■ TASK GOAL
Where a line contains the string "name", copy that line.

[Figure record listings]
──────────────────────────────
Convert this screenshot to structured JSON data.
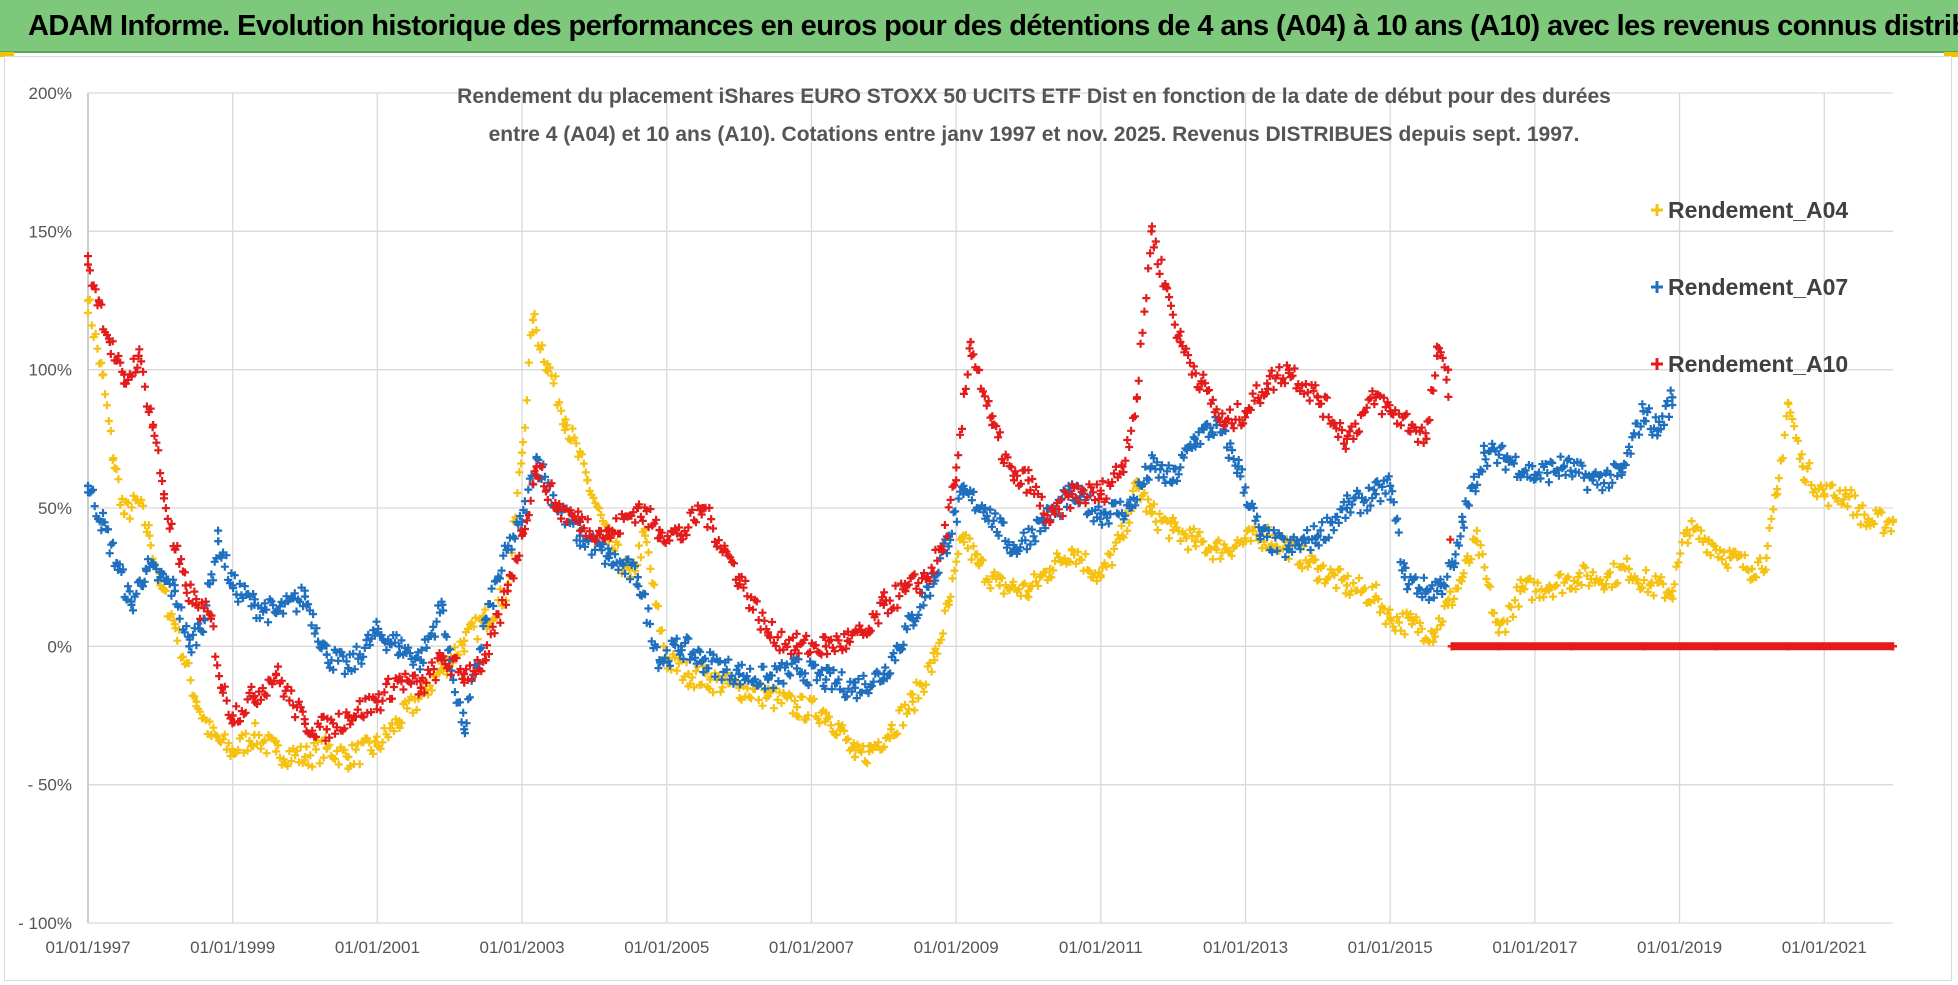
{
  "banner": {
    "title": "ADAM Informe. Evolution historique des performances en euros pour des détentions de 4 ans (A04) à 10 ans (A10) avec les revenus connus distribués"
  },
  "chart_data": {
    "type": "scatter",
    "title_lines": [
      "Rendement du placement iShares EURO STOXX 50 UCITS ETF Dist en fonction de la date de début pour des durées",
      "entre 4 (A04) et 10 ans (A10).  Cotations entre janv 1997 et nov. 2025. Revenus DISTRIBUES depuis sept. 1997."
    ],
    "xlabel": "",
    "ylabel": "",
    "xlim": [
      1997.0,
      2021.95
    ],
    "ylim": [
      -100,
      200
    ],
    "grid": true,
    "legend_position": "right",
    "x_ticks": [
      "01/01/1997",
      "01/01/1999",
      "01/01/2001",
      "01/01/2003",
      "01/01/2005",
      "01/01/2007",
      "01/01/2009",
      "01/01/2011",
      "01/01/2013",
      "01/01/2015",
      "01/01/2017",
      "01/01/2019",
      "01/01/2021"
    ],
    "x_tick_values": [
      1997,
      1999,
      2001,
      2003,
      2005,
      2007,
      2009,
      2011,
      2013,
      2015,
      2017,
      2019,
      2021
    ],
    "y_ticks": [
      "200%",
      "150%",
      "100%",
      "50%",
      "0%",
      "- 50%",
      "- 100%"
    ],
    "y_tick_values": [
      200,
      150,
      100,
      50,
      0,
      -50,
      -100
    ],
    "series": [
      {
        "name": "Rendement_A04",
        "color": "#f5c211",
        "marker": "+",
        "x": [
          1997.0,
          1997.2,
          1997.35,
          1997.5,
          1997.7,
          1997.85,
          1998.0,
          1998.2,
          1998.5,
          1998.7,
          1999.0,
          1999.3,
          1999.6,
          2000.0,
          2000.3,
          2000.6,
          2001.0,
          2001.3,
          2001.6,
          2001.9,
          2002.2,
          2002.5,
          2002.8,
          2003.0,
          2003.15,
          2003.35,
          2003.6,
          2003.9,
          2004.2,
          2004.5,
          2004.7,
          2004.85,
          2005.0,
          2005.3,
          2005.6,
          2006.0,
          2006.4,
          2006.8,
          2007.2,
          2007.4,
          2007.6,
          2007.8,
          2008.1,
          2008.4,
          2008.7,
          2008.9,
          2009.1,
          2009.3,
          2009.6,
          2010.0,
          2010.3,
          2010.6,
          2011.0,
          2011.3,
          2011.5,
          2011.7,
          2012.0,
          2012.3,
          2012.6,
          2013.0,
          2013.3,
          2013.6,
          2014.0,
          2014.4,
          2014.8,
          2015.0,
          2015.3,
          2015.6,
          2015.8,
          2016.0,
          2016.2,
          2016.5,
          2016.8,
          2017.2,
          2017.6,
          2018.0,
          2018.3,
          2018.6,
          2018.9,
          2019.1,
          2019.4,
          2019.7,
          2020.0,
          2020.2,
          2020.35,
          2020.5,
          2020.7,
          2021.0,
          2021.3,
          2021.6,
          2021.95
        ],
        "y": [
          125,
          98,
          68,
          48,
          52,
          40,
          22,
          8,
          -20,
          -32,
          -38,
          -32,
          -38,
          -40,
          -37,
          -40,
          -36,
          -27,
          -18,
          -8,
          2,
          10,
          20,
          70,
          118,
          102,
          82,
          60,
          38,
          25,
          40,
          15,
          -5,
          -10,
          -12,
          -15,
          -18,
          -22,
          -24,
          -30,
          -40,
          -38,
          -30,
          -20,
          -5,
          15,
          40,
          30,
          22,
          20,
          28,
          35,
          25,
          40,
          58,
          48,
          42,
          38,
          35,
          38,
          40,
          36,
          28,
          22,
          18,
          10,
          8,
          5,
          15,
          25,
          38,
          5,
          20,
          22,
          25,
          25,
          28,
          22,
          20,
          42,
          38,
          32,
          28,
          32,
          55,
          88,
          65,
          55,
          55,
          45,
          45
        ]
      },
      {
        "name": "Rendement_A07",
        "color": "#1f6fbf",
        "marker": "+",
        "x": [
          1997.0,
          1997.2,
          1997.4,
          1997.6,
          1997.8,
          1998.0,
          1998.2,
          1998.4,
          1998.6,
          1998.8,
          1999.0,
          1999.3,
          1999.6,
          2000.0,
          2000.3,
          2000.6,
          2001.0,
          2001.3,
          2001.6,
          2001.9,
          2002.0,
          2002.2,
          2002.5,
          2002.8,
          2003.0,
          2003.2,
          2003.5,
          2003.8,
          2004.2,
          2004.6,
          2004.9,
          2005.2,
          2005.5,
          2006.0,
          2006.4,
          2006.8,
          2007.2,
          2007.6,
          2008.0,
          2008.4,
          2008.7,
          2008.9,
          2009.1,
          2009.4,
          2009.8,
          2010.2,
          2010.6,
          2011.0,
          2011.4,
          2011.7,
          2012.0,
          2012.3,
          2012.6,
          2012.9,
          2013.2,
          2013.6,
          2014.0,
          2014.4,
          2014.8,
          2015.0,
          2015.2,
          2015.5,
          2015.7,
          2015.9,
          2016.0,
          2016.3,
          2016.6,
          2017.0,
          2017.4,
          2017.8,
          2018.2,
          2018.5,
          2018.7,
          2018.9
        ],
        "y": [
          58,
          45,
          30,
          15,
          28,
          25,
          20,
          0,
          10,
          38,
          22,
          15,
          12,
          18,
          -3,
          -8,
          5,
          0,
          -5,
          15,
          -5,
          -30,
          10,
          35,
          45,
          68,
          50,
          40,
          32,
          25,
          -5,
          0,
          -5,
          -10,
          -12,
          -8,
          -12,
          -15,
          -10,
          10,
          25,
          40,
          55,
          50,
          35,
          45,
          55,
          48,
          50,
          65,
          60,
          75,
          80,
          65,
          40,
          35,
          40,
          50,
          55,
          58,
          25,
          20,
          22,
          30,
          45,
          70,
          68,
          62,
          65,
          60,
          62,
          85,
          78,
          90
        ]
      },
      {
        "name": "Rendement_A10",
        "color": "#e31b1b",
        "marker": "+",
        "x": [
          1997.0,
          1997.15,
          1997.3,
          1997.5,
          1997.7,
          1997.9,
          1998.05,
          1998.2,
          1998.35,
          1998.5,
          1998.7,
          1998.85,
          1999.0,
          1999.3,
          1999.6,
          2000.0,
          2000.3,
          2000.6,
          2001.0,
          2001.3,
          2001.6,
          2001.9,
          2002.2,
          2002.5,
          2002.8,
          2003.0,
          2003.2,
          2003.5,
          2003.8,
          2004.2,
          2004.6,
          2004.9,
          2005.2,
          2005.5,
          2005.8,
          2006.0,
          2006.4,
          2006.8,
          2007.2,
          2007.5,
          2007.8,
          2008.0,
          2008.3,
          2008.6,
          2008.8,
          2009.0,
          2009.2,
          2009.5,
          2009.8,
          2010.0,
          2010.3,
          2010.6,
          2011.0,
          2011.3,
          2011.5,
          2011.7,
          2011.9,
          2012.1,
          2012.4,
          2012.7,
          2013.0,
          2013.3,
          2013.6,
          2014.0,
          2014.4,
          2014.8,
          2015.0,
          2015.3,
          2015.5,
          2015.65,
          2015.8,
          2015.85,
          2016.5,
          2017.5,
          2018.5,
          2019.5,
          2020.5,
          2021.95
        ],
        "y": [
          138,
          125,
          110,
          95,
          105,
          80,
          55,
          35,
          22,
          15,
          10,
          -15,
          -25,
          -18,
          -10,
          -28,
          -30,
          -25,
          -20,
          -12,
          -15,
          -5,
          -10,
          -5,
          20,
          40,
          65,
          50,
          45,
          40,
          50,
          42,
          40,
          50,
          35,
          25,
          5,
          0,
          0,
          2,
          5,
          15,
          20,
          25,
          35,
          60,
          110,
          80,
          60,
          60,
          45,
          55,
          55,
          65,
          90,
          150,
          130,
          110,
          95,
          80,
          85,
          95,
          100,
          90,
          75,
          90,
          85,
          80,
          75,
          105,
          100,
          0,
          0,
          0,
          0,
          0,
          0,
          0
        ]
      }
    ]
  }
}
──────────────────────────────
■ RESULT
        "name": "Rendement_A04",
        "name": "Rendement_A07",
        "name": "Rendement_A10",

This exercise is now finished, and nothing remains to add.